# P95DC Dissasembly Problem



## PiTRiFF (Nov 1, 2008)

I just purchased a P95DC used and decided to field strip it. After removing the slide stop the next step is to push forward and remove the entire slide assembly. The problem is that the slide will not come off. Im not sure if I am doing it wrong but I dont think I am. Has anyone else had a hard time with this


----------



## BeefyBeefo (Jan 30, 2008)

Have you watched any of the videos showing the disassembly process?

http://www.google.com/search?sourceid=navclient&ie=UTF-8&rlz=1T4GGLL_en&q=p95dc+disassembly

-Jeff-


----------



## kev74 (Mar 22, 2008)

Did you drop the mag first?


----------



## Ram Rod (Jan 16, 2008)

You'll need to reach inside the breech, and push the ejector forward to remove the slide I believe.


----------



## Black Metal (Jan 16, 2008)

──────────

▶ **COMPLETE THE FOLLOWING**
A) In the disassembly thread, could you restate the lines between "# P95DC Dissasembly" and "(Jan 30, 2008)", inclusive, swapping "P95DC" for "P89"?
B) Which usernames head posts in the disassembly thread?
C) Could you continue the disassembly thread from its last line?

▶ **AVAILABLE DATA**
──────────

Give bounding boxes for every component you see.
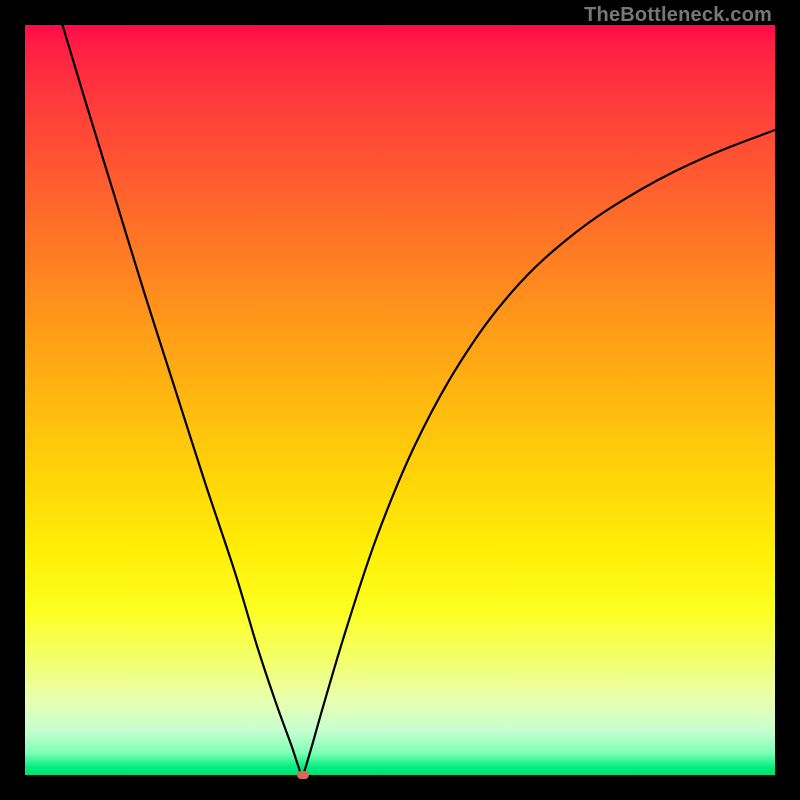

──────────

▶ **RESULTS**
A)
# P89 Dissasembly Problem



## PiTRiFF (Nov 1, 2008)

I just purchased a P89 used and decided to field strip it. After removing the slide stop the next step is to push forward and remove the entire slide assembly. The problem is that the slide will not come off. Im not sure if I am doing it wrong but I dont think I am. Has anyone else had a hard time with this


----------



## BeefyBeefo (Jan 30, 2008)

B) PiTRiFF, BeefyBeefo, kev74, Ram Rod, Black Metal

C)
yea same as the P94 drop the mag lock the action open, reach in push down on the little black metal bar it should lock in the down position, pull the pin and the slide should come right off


----------



## PiTRiFF (Nov 1, 2008)

I got it.  There is a metal clip inside that is supposed to move freely. It was stuck do to being dirty. After removing the pin I pushed that down and out of the way and the slide came off just fine. The gun was filthy! I cleaned and oiled it and after that the problem went away.

thanks for the help.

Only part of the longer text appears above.